>> start Source document
Wednesday 26 October 2016

Credit Card - A risky financial product (Use Wisely)

Social security, bank account, and credit card numbers aren’t just data. In the wrong hands they can wipe out someone’s life savings, wreck their credit and cause
financial ruin. I thought of writing this article as I was a part of Credit Card industry and learnt and heard from customers how their life has been destroyed or is currently in a mess just because they started using a credit card. In India, many people are still to understand or hear about this credit facility offered by financial institutions but this product if used wisely can be a blessing but if a little careless can really tax you out completely.

As of March 2016, the credit card penetration in India is 24.5 Million, huge number isn't it, but only a few percentage of this number will be transactors (cardholders who make full payment on their credit cards on or before the due date) and more than
80% will be revolvers (cardholders who make less than the full payment on their credit cards on or before the due date. Lets understand why is it risky.

What is so special about a credit card that people want to use it more?
Credit card provides credit facilities that you can swipe your card at any merchant who gives that option, buy the product, use the product but pay only after some time. What is this sometime? Well, sometime means after 50 days or 30 days or 20 days. Confused with the no. of days, let me explain.

Example: 

Ms. Hema purchased a washing machine from Samsung showroom on 25th October and made the full payment for the product by credit card of XYZ Bank. Her credit card billing date is 15th of every month and the due date given by the XYZ Bank is 25 days after the bill generation date. Lets work it out now.

Purchase date is 25th October.
Billing date is 15th of every month, so now she will be billed for it only on 15th November.
>> end Source document
● Goal: Condense the paragraph of the credit card article that begins "Credit card provides credit facilities" into a shorter version that keeps its main facts.
>> start Extracted records
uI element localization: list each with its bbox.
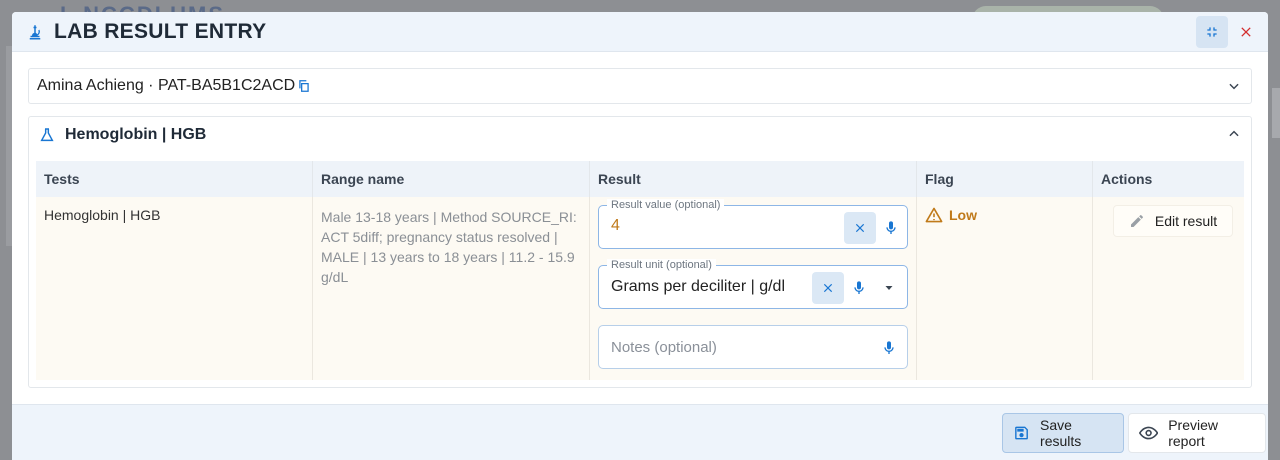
- edit-result-label: Edit result: [1154, 213, 1218, 229]
- result-unit-mic-button[interactable]: [843, 272, 875, 304]
- flask-icon: [39, 127, 55, 143]
- microphone-icon: [884, 341, 894, 354]
- result-value-input[interactable]: 4: [611, 217, 620, 235]
- clear-result-unit-button[interactable]: [812, 272, 844, 304]
- test-accordion: Hemoglobin | HGB Tests Range name Result…: [28, 116, 1252, 388]
- result-value-field[interactable]: Result value (optional) 4: [598, 199, 908, 249]
- result-unit-select[interactable]: Result unit (optional) Grams per decilit…: [598, 259, 908, 309]
- background-panel-edge-right: [1272, 88, 1280, 138]
- copy-icon[interactable]: [297, 79, 311, 93]
- close-icon: [1241, 27, 1251, 37]
- close-icon: [855, 223, 865, 233]
- save-icon: [1015, 426, 1028, 440]
- result-unit-value: Grams per deciliter | g/dl: [611, 278, 785, 295]
- flag-indicator: Low: [925, 207, 1084, 223]
- exit-fullscreen-button[interactable]: [1196, 16, 1228, 48]
- result-value-mic-button[interactable]: [875, 212, 907, 244]
- test-accordion-header[interactable]: Hemoglobin | HGB: [29, 117, 1251, 153]
- range-name-cell: Male 13-18 years | Method SOURCE_RI: ACT…: [313, 197, 590, 380]
- column-header-tests: Tests: [36, 161, 313, 197]
- edit-result-button[interactable]: Edit result: [1113, 205, 1233, 237]
- dialog-title: LAB RESULT ENTRY: [54, 19, 267, 43]
- result-value-label: Result value (optional): [607, 199, 725, 211]
- result-cell: Result value (optional) 4 Result unit (o…: [590, 197, 917, 380]
- close-icon: [823, 283, 833, 293]
- dialog-content: Amina Achieng · PAT-BA5B1C2ACD Hemoglobi…: [28, 68, 1252, 388]
- microphone-icon: [854, 281, 864, 294]
- column-header-actions: Actions: [1101, 171, 1153, 187]
- dialog-titlebar: LAB RESULT ENTRY: [12, 12, 1268, 52]
- preview-report-button[interactable]: Preview report: [1128, 413, 1266, 453]
- caret-down-icon: [885, 286, 893, 290]
- test-name-cell: Hemoglobin | HGB: [36, 197, 313, 380]
- notes-mic-button[interactable]: [873, 332, 905, 364]
- warning-icon: [925, 207, 943, 223]
- table-header: Tests Range name Result Flag Actions: [36, 161, 1244, 197]
- flag-label: Low: [949, 207, 977, 223]
- patient-label: Amina Achieng · PAT-BA5B1C2ACD: [37, 77, 296, 94]
- microscope-icon: [26, 23, 44, 41]
- pencil-icon: [1130, 215, 1143, 227]
- preview-report-label: Preview report: [1168, 417, 1219, 449]
- column-header-range-name: Range name: [313, 161, 590, 197]
- results-table: Tests Range name Result Flag Actions Hem…: [36, 161, 1244, 380]
- microphone-icon: [886, 221, 896, 234]
- actions-cell: Edit result: [1093, 197, 1244, 380]
- eye-icon: [1139, 426, 1159, 440]
- lab-result-dialog: LAB RESULT ENTRY Amina Achieng · PAT-BA5…: [12, 12, 1268, 460]
- column-header-flag: Flag: [917, 161, 1093, 197]
- fullscreen-exit-icon: [1207, 27, 1217, 37]
- test-title: Hemoglobin | HGB: [65, 126, 207, 143]
- result-unit-label: Result unit (optional): [607, 259, 716, 271]
- save-results-button[interactable]: Save results: [1002, 413, 1124, 453]
- chevron-down-icon[interactable]: [1227, 79, 1241, 93]
- save-results-label: Save results: [1040, 417, 1082, 449]
- flag-cell: Low: [917, 197, 1093, 380]
- column-header-result: Result: [590, 161, 917, 197]
- close-button[interactable]: [1230, 16, 1262, 48]
- chevron-up-icon[interactable]: [1227, 127, 1241, 141]
- result-unit-dropdown-button[interactable]: [873, 272, 905, 304]
- patient-accordion[interactable]: Amina Achieng · PAT-BA5B1C2ACD: [28, 68, 1252, 104]
- dialog-footer: Save results Preview report: [12, 404, 1268, 460]
- table-row: Hemoglobin | HGB Male 13-18 years | Meth…: [36, 197, 1244, 380]
- clear-result-value-button[interactable]: [844, 212, 876, 244]
- notes-input[interactable]: Notes (optional): [611, 339, 717, 356]
- notes-field[interactable]: Notes (optional): [598, 325, 908, 369]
>> end Extracted records
● Exercise answer: A credit card lets you swipe it at any merchant offering that option, buy and use the product, and pay only later: after 50, 30, or 20 days.